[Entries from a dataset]
-------------------------

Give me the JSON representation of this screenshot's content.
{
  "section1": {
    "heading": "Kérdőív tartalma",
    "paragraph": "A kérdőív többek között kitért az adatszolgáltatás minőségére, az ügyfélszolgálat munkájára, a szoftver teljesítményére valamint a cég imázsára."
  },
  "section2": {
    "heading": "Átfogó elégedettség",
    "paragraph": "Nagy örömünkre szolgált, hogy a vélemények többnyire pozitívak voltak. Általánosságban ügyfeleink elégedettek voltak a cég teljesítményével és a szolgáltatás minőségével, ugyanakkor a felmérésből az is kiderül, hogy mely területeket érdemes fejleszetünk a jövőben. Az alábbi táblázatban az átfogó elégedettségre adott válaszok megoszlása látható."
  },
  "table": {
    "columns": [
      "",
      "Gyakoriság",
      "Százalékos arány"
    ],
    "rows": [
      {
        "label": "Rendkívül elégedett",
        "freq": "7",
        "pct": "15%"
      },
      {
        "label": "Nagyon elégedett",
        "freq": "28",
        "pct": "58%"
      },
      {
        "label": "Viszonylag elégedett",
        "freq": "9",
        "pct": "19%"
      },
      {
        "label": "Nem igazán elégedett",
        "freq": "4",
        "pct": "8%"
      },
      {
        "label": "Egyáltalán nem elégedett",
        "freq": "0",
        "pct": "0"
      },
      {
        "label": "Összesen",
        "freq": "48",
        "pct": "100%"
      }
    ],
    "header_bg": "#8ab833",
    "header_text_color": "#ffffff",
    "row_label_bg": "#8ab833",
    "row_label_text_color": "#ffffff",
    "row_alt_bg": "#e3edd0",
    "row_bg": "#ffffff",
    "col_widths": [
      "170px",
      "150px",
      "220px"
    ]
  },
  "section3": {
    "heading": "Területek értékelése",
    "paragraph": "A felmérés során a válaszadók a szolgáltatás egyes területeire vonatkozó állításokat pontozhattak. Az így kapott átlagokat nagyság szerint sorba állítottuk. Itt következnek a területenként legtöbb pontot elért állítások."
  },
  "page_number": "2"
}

-------------------------

Track down every line holding the string "heading" and copy it.

    "heading": "Kérdőív tartalma",
    "heading": "Átfogó elégedettség",
    "heading": "Területek értékelése",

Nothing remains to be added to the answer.